> **Work to complete**: Read the lines below. Copy out any that hold the string "peer".

> **Record excerpts**:
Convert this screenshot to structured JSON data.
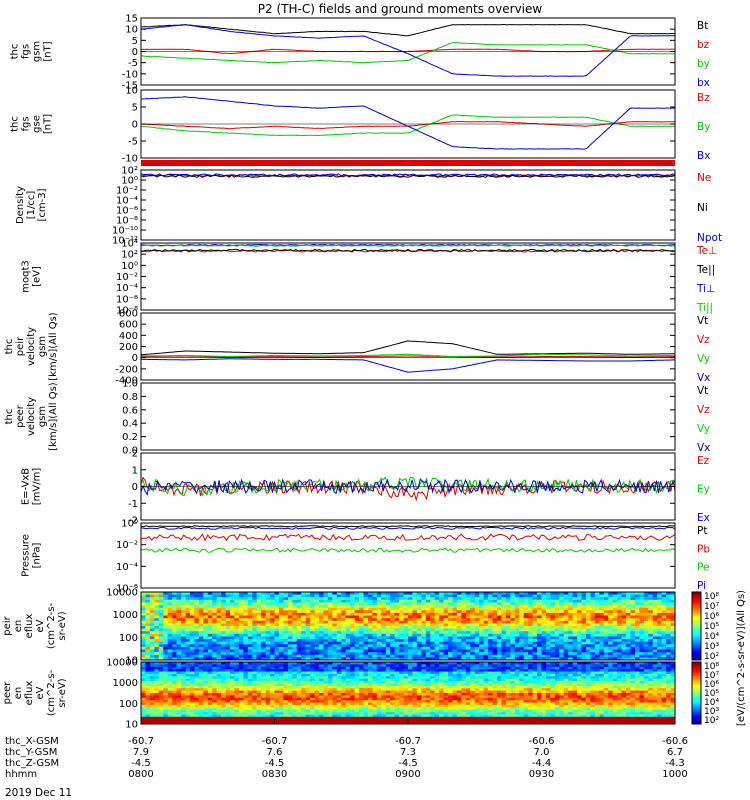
{
  "title": "P2 (TH-C) fields and ground moments overview",
  "date_label": "2019 Dec 11",
  "colors": {
    "black": "#000000",
    "red": "#dd0000",
    "green": "#00cc00",
    "blue": "#0000cc"
  },
  "panels": [
    {
      "id": "fgs-gsm",
      "ylabel": [
        "thc",
        "fgs",
        "gsm",
        "[nT]"
      ],
      "scale": "linear",
      "ylim": [
        -15,
        15
      ],
      "ticks": [
        "15",
        "10",
        "5",
        "0",
        "-5",
        "-10",
        "-15"
      ],
      "legend": [
        {
          "label": "Bt",
          "color": "black"
        },
        {
          "label": "bz",
          "color": "red"
        },
        {
          "label": "by",
          "color": "green"
        },
        {
          "label": "bx",
          "color": "blue"
        }
      ]
    },
    {
      "id": "fgs-gse",
      "ylabel": [
        "thc",
        "fgs",
        "gse",
        "[nT]"
      ],
      "scale": "linear",
      "ylim": [
        -15,
        15
      ],
      "ticks": [
        "10",
        "5",
        "0",
        "-5",
        "-10"
      ],
      "legend": [
        {
          "label": "Bz",
          "color": "red"
        },
        {
          "label": "By",
          "color": "green"
        },
        {
          "label": "Bx",
          "color": "blue"
        }
      ]
    },
    {
      "id": "density",
      "ylabel": [
        "Density",
        "[1/cc]",
        "[cm-3]"
      ],
      "scale": "log",
      "ticks": [
        "10²",
        "10⁰",
        "10⁻²",
        "10⁻⁴",
        "10⁻⁶",
        "10⁻⁸",
        "10⁻¹⁰",
        "10⁻¹²"
      ],
      "legend": [
        {
          "label": "Ne",
          "color": "red"
        },
        {
          "label": "Ni",
          "color": "black"
        },
        {
          "label": "Npot",
          "color": "blue"
        }
      ]
    },
    {
      "id": "temperature",
      "ylabel": [
        "moqt3",
        "[eV]"
      ],
      "scale": "log",
      "ticks": [
        "10⁴",
        "10²",
        "10⁰",
        "10⁻²",
        "10⁻⁴",
        "10⁻⁶",
        "10⁻⁸"
      ],
      "legend": [
        {
          "label": "Te⊥",
          "color": "red"
        },
        {
          "label": "Te||",
          "color": "black"
        },
        {
          "label": "Ti⊥",
          "color": "blue"
        },
        {
          "label": "Ti||",
          "color": "green"
        }
      ]
    },
    {
      "id": "peir-velocity",
      "ylabel": [
        "thc",
        "peir",
        "velocity",
        "gsm",
        "[km/s](All Qs)"
      ],
      "scale": "linear",
      "ylim": [
        -400,
        800
      ],
      "ticks": [
        "800",
        "600",
        "400",
        "200",
        "0",
        "-200",
        "-400"
      ],
      "legend": [
        {
          "label": "Vt",
          "color": "black"
        },
        {
          "label": "Vz",
          "color": "red"
        },
        {
          "label": "Vy",
          "color": "green"
        },
        {
          "label": "Vx",
          "color": "blue"
        }
      ]
    },
    {
      "id": "peer-velocity",
      "ylabel": [
        "thc",
        "peer",
        "velocity",
        "gsm",
        "[km/s](All Qs)"
      ],
      "scale": "linear",
      "ylim": [
        0,
        1
      ],
      "ticks": [
        "1.0",
        "0.8",
        "0.6",
        "0.4",
        "0.2",
        "0.0"
      ],
      "legend": [
        {
          "label": "Vt",
          "color": "black"
        },
        {
          "label": "Vz",
          "color": "red"
        },
        {
          "label": "Vy",
          "color": "green"
        },
        {
          "label": "Vx",
          "color": "blue"
        }
      ]
    },
    {
      "id": "efield",
      "ylabel": [
        "E=-VxB",
        "[mV/m]"
      ],
      "scale": "linear",
      "ylim": [
        -2,
        2
      ],
      "ticks": [
        "2",
        "1",
        "0",
        "-1",
        "-2"
      ],
      "legend": [
        {
          "label": "Ez",
          "color": "red"
        },
        {
          "label": "Ey",
          "color": "green"
        },
        {
          "label": "Ex",
          "color": "blue"
        }
      ]
    },
    {
      "id": "pressure",
      "ylabel": [
        "Pressure",
        "[nPa]"
      ],
      "scale": "log",
      "ticks": [
        "10⁰",
        "10⁻²",
        "10⁻⁴",
        "10⁻⁶"
      ],
      "legend": [
        {
          "label": "Pt",
          "color": "black"
        },
        {
          "label": "Pb",
          "color": "red"
        },
        {
          "label": "Pe",
          "color": "green"
        },
        {
          "label": "Pi",
          "color": "blue"
        }
      ]
    },
    {
      "id": "peir-spec",
      "ylabel": [
        "thc",
        "peir",
        "en",
        "eflux",
        "eV",
        "(cm^2-s-",
        "sr-eV)"
      ],
      "scale": "log",
      "ticks": [
        "10000",
        "1000",
        "100",
        "10"
      ]
    },
    {
      "id": "peer-spec",
      "ylabel": [
        "thc",
        "peer",
        "en",
        "eflux",
        "eV",
        "(cm^2-s-",
        "sr-eV)"
      ],
      "scale": "log",
      "ticks": [
        "10000",
        "1000",
        "100",
        "10"
      ]
    }
  ],
  "colorbar": {
    "label": "[eV/(cm^2-s-sr-eV)](All Qs)",
    "ticks_top": [
      "10⁸",
      "10⁷",
      "10⁶",
      "10⁵",
      "10⁴",
      "10³",
      "10²"
    ],
    "ticks_bottom": [
      "10⁸",
      "10⁷",
      "10⁶",
      "10⁵",
      "10⁴",
      "10³",
      "10²"
    ]
  },
  "xaxis": {
    "row_labels": [
      "thc_X-GSM",
      "thc_Y-GSM",
      "thc_Z-GSM",
      "hhmm"
    ],
    "ticks": [
      {
        "rows": [
          "-60.7",
          "7.9",
          "-4.5",
          "0800"
        ]
      },
      {
        "rows": [
          "-60.7",
          "7.6",
          "-4.5",
          "0830"
        ]
      },
      {
        "rows": [
          "-60.7",
          "7.3",
          "-4.5",
          "0900"
        ]
      },
      {
        "rows": [
          "-60.6",
          "7.0",
          "-4.4",
          "0930"
        ]
      },
      {
        "rows": [
          "-60.6",
          "6.7",
          "-4.3",
          "1000"
        ]
      }
    ]
  },
  "chart_data": {
    "type": "line",
    "x_unit": "hhmm",
    "x_range": [
      "0800",
      "1000"
    ],
    "series_samples": {
      "fgs-gsm": {
        "x": [
          "0800",
          "0810",
          "0820",
          "0830",
          "0840",
          "0850",
          "0900",
          "0910",
          "0920",
          "0930",
          "0940",
          "0950",
          "1000"
        ],
        "Bt": [
          11,
          12,
          10,
          8,
          9,
          9,
          7,
          12,
          12,
          12,
          12,
          8,
          8
        ],
        "bz": [
          1,
          1,
          -1,
          1,
          0,
          0,
          0,
          1,
          1,
          0,
          0,
          1,
          1
        ],
        "by": [
          -2,
          -3,
          -4,
          -5,
          -4,
          -5,
          -4,
          4,
          3,
          3,
          3,
          -1,
          -1
        ],
        "bx": [
          10,
          12,
          9,
          7,
          6,
          7,
          -1,
          -10,
          -11,
          -11,
          -11,
          7,
          7
        ]
      },
      "fgs-gse": {
        "x": [
          "0800",
          "0810",
          "0820",
          "0830",
          "0840",
          "0850",
          "0900",
          "0910",
          "0920",
          "0930",
          "0940",
          "0950",
          "1000"
        ],
        "Bz": [
          0,
          -1,
          -2,
          -1,
          -2,
          -1,
          -1,
          1,
          1,
          0,
          -1,
          1,
          1
        ],
        "By": [
          -1,
          -3,
          -4,
          -5,
          -5,
          -4,
          -4,
          4,
          3,
          3,
          3,
          -1,
          -1
        ],
        "Bx": [
          11,
          12,
          10,
          8,
          7,
          8,
          -1,
          -10,
          -11,
          -11,
          -11,
          7,
          7
        ]
      },
      "peir-velocity": {
        "x": [
          "0800",
          "0810",
          "0820",
          "0830",
          "0840",
          "0850",
          "0900",
          "0910",
          "0920",
          "0930",
          "0940",
          "0950",
          "1000"
        ],
        "Vt": [
          50,
          120,
          100,
          80,
          70,
          90,
          300,
          250,
          60,
          70,
          80,
          60,
          70
        ],
        "Vz": [
          20,
          30,
          10,
          20,
          10,
          20,
          30,
          20,
          10,
          20,
          20,
          10,
          20
        ],
        "Vy": [
          30,
          40,
          20,
          40,
          30,
          40,
          60,
          20,
          30,
          60,
          50,
          30,
          40
        ],
        "Vx": [
          -30,
          -40,
          -20,
          -30,
          -30,
          -40,
          -260,
          -200,
          -40,
          -50,
          -60,
          -60,
          -40
        ]
      },
      "efield": {
        "x": [
          "0800",
          "0810",
          "0820",
          "0830",
          "0840",
          "0850",
          "0900",
          "0910",
          "0920",
          "0930",
          "0940",
          "0950",
          "1000"
        ],
        "Ez": [
          0.2,
          -0.2,
          -0.1,
          0,
          -0.1,
          0,
          -0.5,
          -0.2,
          -0.1,
          0,
          -0.1,
          0,
          0
        ],
        "Ey": [
          0.1,
          -0.2,
          -0.1,
          0,
          0.1,
          0,
          0.3,
          0,
          0.1,
          0,
          0.1,
          0,
          0
        ],
        "Ex": [
          -0.1,
          0,
          0,
          0,
          0,
          -0.1,
          0.1,
          0,
          0,
          0,
          0,
          0,
          0
        ]
      }
    }
  }
}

> **Complete response**:
      "id": "peer-velocity",
        "peer",
      "id": "peer-spec",
        "peer",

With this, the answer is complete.